[Stored data entries]
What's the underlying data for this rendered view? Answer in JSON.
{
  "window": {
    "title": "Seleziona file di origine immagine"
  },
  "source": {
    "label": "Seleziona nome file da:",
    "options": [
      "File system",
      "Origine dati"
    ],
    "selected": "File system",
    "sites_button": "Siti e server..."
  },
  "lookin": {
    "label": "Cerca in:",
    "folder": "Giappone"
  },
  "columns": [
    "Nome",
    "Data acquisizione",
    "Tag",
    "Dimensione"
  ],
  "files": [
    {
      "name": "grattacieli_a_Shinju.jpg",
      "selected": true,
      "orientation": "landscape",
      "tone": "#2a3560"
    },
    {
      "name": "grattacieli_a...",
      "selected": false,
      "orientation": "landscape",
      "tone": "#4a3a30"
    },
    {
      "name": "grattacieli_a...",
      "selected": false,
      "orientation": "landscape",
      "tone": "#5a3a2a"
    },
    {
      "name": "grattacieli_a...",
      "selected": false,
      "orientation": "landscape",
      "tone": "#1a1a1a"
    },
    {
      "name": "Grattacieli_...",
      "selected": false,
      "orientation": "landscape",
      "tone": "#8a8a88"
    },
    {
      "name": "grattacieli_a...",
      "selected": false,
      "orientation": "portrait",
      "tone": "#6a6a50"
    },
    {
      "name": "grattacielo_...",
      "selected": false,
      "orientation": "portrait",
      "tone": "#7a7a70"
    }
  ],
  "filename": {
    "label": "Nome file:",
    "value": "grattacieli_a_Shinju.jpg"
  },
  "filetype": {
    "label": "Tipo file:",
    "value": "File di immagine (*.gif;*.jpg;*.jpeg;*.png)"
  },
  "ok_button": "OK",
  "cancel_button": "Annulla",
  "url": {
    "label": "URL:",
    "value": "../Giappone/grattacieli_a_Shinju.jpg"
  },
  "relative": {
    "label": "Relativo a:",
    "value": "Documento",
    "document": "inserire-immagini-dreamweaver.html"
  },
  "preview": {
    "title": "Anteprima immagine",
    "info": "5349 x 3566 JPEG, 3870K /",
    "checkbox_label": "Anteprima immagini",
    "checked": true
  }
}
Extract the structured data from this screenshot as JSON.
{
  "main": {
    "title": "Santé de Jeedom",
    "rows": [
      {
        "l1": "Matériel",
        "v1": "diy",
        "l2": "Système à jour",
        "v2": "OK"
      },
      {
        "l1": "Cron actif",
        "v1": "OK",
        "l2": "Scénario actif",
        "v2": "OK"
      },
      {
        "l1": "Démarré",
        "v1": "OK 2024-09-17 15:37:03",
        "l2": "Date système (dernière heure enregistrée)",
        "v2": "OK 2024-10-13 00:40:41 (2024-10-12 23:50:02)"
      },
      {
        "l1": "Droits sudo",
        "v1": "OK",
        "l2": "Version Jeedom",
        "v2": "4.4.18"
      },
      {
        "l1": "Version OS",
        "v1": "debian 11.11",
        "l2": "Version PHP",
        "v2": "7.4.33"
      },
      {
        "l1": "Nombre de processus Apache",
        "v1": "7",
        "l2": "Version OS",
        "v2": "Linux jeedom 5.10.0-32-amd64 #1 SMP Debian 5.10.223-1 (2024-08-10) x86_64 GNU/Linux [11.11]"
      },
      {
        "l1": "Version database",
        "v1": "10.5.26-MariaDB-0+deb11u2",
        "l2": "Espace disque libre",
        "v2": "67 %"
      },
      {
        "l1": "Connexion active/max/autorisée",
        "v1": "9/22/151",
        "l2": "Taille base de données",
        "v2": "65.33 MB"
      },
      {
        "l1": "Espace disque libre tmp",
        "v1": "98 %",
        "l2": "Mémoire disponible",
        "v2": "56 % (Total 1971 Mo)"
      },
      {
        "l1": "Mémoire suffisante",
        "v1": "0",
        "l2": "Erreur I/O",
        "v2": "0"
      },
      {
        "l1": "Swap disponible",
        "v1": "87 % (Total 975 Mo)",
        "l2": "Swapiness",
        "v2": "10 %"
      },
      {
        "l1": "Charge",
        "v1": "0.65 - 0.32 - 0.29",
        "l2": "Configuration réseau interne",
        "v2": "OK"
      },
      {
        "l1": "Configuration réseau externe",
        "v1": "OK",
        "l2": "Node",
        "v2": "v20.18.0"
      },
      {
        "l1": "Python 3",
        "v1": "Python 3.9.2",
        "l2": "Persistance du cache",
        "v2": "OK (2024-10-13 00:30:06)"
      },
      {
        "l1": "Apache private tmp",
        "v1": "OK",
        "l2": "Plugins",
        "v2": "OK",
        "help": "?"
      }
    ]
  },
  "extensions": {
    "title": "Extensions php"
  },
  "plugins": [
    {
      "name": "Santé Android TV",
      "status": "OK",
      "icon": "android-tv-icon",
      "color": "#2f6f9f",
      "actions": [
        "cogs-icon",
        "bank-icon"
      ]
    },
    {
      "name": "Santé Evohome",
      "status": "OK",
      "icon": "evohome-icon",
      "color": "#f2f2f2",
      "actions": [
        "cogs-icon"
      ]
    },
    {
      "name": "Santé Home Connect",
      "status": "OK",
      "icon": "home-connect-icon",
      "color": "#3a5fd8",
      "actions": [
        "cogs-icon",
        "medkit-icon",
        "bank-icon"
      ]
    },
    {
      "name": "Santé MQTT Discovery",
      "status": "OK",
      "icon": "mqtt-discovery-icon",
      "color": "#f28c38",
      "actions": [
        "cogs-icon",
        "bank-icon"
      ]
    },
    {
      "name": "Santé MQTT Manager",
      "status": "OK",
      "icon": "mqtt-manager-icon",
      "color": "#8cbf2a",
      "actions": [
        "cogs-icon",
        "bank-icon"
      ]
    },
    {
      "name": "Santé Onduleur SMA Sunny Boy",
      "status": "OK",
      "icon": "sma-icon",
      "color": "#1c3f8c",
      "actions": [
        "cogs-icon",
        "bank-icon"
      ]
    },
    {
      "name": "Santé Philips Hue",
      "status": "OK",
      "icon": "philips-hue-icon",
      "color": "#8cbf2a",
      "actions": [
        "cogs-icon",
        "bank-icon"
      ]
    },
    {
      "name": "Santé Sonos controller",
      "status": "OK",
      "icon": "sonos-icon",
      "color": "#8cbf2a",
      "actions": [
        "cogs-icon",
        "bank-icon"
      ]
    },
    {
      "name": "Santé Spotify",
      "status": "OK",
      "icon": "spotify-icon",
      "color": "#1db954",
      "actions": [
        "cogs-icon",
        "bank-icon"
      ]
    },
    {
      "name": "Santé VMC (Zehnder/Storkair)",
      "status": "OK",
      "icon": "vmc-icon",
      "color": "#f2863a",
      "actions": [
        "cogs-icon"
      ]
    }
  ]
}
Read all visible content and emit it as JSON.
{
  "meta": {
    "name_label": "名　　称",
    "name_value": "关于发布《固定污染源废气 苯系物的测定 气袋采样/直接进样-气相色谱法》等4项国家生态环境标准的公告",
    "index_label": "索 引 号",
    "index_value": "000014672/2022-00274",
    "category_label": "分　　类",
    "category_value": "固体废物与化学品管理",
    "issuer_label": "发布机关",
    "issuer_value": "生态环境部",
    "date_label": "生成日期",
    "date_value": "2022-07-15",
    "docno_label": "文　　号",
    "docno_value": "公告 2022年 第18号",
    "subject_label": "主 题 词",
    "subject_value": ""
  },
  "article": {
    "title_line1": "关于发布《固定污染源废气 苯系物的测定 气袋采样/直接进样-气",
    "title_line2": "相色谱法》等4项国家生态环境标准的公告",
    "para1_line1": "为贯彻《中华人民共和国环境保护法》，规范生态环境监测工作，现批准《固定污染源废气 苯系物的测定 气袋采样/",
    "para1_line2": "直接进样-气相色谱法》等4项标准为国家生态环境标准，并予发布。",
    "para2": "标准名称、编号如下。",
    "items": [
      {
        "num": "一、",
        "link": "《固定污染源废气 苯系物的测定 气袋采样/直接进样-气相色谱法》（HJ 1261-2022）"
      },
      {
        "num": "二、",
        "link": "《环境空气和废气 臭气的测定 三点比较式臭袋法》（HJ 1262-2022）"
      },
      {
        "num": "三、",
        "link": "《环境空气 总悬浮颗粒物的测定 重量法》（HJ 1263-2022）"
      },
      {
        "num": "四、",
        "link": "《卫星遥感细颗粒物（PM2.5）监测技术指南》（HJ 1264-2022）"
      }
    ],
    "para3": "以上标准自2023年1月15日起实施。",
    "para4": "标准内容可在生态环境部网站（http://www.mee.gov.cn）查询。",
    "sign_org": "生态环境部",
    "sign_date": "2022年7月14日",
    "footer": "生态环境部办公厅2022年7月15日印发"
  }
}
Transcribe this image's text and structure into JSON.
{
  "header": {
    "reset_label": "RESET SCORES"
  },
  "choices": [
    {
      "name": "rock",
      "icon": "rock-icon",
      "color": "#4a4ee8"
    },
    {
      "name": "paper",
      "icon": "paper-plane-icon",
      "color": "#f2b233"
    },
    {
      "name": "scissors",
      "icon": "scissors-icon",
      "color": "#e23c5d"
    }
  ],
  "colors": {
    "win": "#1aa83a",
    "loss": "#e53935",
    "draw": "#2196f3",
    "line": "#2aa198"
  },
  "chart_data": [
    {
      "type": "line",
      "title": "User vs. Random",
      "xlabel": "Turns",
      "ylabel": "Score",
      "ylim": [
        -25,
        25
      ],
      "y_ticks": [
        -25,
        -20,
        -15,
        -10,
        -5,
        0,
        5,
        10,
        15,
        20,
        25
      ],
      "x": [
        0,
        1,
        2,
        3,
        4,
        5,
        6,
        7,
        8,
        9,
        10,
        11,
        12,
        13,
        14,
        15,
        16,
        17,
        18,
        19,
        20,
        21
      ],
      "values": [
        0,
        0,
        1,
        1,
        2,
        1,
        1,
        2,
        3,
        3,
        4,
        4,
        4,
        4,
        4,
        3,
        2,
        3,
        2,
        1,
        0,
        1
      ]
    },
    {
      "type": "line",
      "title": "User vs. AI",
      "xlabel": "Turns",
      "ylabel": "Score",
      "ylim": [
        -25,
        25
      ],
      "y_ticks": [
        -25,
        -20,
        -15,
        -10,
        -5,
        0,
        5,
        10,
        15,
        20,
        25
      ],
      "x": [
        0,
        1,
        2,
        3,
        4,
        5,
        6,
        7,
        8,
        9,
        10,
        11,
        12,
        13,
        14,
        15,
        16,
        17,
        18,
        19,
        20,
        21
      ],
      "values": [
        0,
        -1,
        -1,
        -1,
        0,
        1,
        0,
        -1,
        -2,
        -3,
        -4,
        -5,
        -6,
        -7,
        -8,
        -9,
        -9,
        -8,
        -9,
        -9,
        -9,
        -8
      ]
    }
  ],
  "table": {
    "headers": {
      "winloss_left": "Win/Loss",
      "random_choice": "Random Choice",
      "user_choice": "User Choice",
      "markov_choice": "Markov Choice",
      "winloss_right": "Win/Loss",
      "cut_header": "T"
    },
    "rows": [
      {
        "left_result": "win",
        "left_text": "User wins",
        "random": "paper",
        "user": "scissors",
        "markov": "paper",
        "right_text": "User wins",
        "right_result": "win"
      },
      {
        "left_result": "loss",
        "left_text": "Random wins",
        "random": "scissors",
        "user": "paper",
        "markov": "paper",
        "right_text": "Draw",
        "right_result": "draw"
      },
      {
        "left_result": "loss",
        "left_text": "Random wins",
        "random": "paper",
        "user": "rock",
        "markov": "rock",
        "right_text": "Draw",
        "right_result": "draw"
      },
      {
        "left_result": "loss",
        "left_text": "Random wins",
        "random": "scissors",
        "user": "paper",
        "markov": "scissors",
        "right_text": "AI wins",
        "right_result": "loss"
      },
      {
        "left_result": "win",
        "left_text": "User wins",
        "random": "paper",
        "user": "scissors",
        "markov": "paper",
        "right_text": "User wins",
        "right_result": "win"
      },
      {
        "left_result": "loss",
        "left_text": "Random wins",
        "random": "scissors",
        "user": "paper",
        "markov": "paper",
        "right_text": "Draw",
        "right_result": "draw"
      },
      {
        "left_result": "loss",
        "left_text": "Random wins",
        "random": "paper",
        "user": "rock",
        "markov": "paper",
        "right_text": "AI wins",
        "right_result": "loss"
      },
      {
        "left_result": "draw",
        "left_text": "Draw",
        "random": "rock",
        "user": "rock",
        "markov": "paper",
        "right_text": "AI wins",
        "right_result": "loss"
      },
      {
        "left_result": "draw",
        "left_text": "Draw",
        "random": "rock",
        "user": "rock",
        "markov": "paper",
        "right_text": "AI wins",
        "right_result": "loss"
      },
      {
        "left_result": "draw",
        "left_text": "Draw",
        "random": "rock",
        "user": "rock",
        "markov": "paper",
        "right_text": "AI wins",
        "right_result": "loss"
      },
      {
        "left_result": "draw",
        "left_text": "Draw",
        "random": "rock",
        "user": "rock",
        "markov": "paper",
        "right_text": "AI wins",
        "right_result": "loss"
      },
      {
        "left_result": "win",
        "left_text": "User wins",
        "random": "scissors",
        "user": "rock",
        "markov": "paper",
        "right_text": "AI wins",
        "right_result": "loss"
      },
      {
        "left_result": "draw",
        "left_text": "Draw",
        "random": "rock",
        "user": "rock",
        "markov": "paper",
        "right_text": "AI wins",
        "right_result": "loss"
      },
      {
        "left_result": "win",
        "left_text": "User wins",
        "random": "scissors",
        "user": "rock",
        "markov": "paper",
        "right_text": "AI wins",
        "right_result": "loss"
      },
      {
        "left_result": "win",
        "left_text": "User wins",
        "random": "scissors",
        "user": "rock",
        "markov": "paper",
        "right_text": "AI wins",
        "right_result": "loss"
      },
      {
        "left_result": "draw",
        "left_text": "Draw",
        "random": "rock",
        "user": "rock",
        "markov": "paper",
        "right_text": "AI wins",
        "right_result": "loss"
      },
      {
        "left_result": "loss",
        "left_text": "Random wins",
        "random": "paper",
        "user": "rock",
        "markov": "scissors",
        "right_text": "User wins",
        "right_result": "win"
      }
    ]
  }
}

WHAT TO PRODUCE:
Filter the listing above for the string "disque" and copy every matching line.

RESPONSE:
        "l2": "Espace disque libre",
        "l1": "Espace disque libre tmp",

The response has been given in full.